§ **Recorded information**
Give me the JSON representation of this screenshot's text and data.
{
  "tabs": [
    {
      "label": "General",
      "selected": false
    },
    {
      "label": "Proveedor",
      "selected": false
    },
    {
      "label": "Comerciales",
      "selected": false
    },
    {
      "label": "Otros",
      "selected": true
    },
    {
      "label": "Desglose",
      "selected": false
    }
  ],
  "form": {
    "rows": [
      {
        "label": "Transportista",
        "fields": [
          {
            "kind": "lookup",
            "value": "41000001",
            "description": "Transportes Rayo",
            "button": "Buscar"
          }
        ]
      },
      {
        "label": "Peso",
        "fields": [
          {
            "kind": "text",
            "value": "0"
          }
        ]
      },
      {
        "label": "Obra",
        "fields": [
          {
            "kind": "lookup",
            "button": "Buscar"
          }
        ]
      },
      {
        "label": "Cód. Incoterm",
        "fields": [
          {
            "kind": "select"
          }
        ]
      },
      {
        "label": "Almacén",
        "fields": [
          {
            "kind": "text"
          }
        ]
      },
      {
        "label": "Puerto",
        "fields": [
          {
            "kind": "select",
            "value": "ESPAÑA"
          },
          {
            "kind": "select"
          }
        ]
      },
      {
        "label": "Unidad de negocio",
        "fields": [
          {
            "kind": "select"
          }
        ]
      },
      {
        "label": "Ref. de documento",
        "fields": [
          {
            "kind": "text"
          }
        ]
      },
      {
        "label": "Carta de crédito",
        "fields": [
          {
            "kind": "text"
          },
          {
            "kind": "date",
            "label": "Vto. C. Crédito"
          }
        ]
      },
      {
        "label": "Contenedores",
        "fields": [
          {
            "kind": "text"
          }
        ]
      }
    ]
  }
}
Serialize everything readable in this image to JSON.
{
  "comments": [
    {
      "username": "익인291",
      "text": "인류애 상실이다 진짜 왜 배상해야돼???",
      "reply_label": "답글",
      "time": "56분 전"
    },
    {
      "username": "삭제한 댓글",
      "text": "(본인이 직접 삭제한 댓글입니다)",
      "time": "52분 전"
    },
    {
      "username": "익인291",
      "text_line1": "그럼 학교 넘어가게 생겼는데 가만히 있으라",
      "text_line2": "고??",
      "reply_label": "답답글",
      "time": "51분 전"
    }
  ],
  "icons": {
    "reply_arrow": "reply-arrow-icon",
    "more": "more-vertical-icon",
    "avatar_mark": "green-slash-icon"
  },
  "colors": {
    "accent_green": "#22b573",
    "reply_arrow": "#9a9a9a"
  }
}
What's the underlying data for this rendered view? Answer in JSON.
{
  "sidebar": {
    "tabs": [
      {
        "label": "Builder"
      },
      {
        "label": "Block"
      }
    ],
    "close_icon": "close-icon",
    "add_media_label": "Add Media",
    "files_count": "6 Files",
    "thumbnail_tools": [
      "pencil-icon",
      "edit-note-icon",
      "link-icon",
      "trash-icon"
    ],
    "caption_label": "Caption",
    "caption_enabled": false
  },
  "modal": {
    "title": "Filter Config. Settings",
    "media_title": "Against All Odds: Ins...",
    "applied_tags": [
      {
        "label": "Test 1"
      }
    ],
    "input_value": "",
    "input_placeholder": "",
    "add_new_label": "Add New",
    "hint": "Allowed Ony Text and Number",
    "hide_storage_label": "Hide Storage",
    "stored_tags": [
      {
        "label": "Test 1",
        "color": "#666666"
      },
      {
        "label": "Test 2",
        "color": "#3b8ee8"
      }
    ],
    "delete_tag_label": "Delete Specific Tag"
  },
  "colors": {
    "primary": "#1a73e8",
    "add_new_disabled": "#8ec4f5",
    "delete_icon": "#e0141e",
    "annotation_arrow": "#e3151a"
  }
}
...
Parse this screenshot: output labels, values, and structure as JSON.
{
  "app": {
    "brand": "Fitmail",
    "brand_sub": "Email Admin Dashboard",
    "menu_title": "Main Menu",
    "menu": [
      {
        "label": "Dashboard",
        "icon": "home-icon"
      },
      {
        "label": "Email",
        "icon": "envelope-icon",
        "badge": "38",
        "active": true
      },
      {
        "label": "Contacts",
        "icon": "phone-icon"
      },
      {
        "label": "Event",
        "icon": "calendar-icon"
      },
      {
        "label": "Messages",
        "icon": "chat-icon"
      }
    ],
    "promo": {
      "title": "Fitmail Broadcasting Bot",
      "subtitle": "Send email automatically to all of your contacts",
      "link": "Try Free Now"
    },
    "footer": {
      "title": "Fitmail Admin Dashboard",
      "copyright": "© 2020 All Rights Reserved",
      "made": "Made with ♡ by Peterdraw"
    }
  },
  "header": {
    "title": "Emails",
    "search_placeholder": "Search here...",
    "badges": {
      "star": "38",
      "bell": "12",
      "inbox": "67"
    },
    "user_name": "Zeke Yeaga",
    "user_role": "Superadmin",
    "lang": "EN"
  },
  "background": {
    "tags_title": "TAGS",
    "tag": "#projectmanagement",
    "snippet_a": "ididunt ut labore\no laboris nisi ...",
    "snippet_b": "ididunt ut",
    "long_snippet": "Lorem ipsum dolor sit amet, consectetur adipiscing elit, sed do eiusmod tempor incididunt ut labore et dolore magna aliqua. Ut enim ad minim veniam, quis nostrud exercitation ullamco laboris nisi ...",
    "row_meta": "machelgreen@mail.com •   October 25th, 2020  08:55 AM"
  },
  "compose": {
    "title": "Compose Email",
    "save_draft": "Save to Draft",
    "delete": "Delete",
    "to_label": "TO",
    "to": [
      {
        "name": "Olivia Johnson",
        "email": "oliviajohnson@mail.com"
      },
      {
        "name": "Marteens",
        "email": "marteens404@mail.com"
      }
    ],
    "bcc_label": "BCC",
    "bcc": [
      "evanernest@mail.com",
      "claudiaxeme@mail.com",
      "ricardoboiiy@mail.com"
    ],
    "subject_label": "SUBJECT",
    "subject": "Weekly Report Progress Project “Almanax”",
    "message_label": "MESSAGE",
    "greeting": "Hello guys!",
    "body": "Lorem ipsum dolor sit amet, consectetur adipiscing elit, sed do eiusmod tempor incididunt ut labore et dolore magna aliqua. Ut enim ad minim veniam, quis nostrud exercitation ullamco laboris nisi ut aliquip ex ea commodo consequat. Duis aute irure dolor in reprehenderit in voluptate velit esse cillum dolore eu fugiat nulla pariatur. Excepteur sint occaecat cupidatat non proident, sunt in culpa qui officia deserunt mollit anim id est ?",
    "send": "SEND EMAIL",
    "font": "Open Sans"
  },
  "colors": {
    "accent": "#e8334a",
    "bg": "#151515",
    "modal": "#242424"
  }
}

§ **Do this**
Locate and copy each line in the data above that includes the word "elit".

§ **Answer below**
    "long_snippet": "Lorem ipsum dolor sit amet, consectetur adipiscing elit, sed do eiusmod tempor incididunt ut labore et dolore magna aliqua. Ut enim ad minim veniam, quis nostrud exercitation ullamco laboris nisi ...",
    "body": "Lorem ipsum dolor sit amet, consectetur adipiscing elit, sed do eiusmod tempor incididunt ut labore et dolore magna aliqua. Ut enim ad minim veniam, quis nostrud exercitation ullamco laboris nisi ut aliquip ex ea commodo consequat. Duis aute irure dolor in reprehenderit in voluptate velit esse cillum dolore eu fugiat nulla pariatur. Excepteur sint occaecat cupidatat non proident, sunt in culpa qui officia deserunt mollit anim id est ?",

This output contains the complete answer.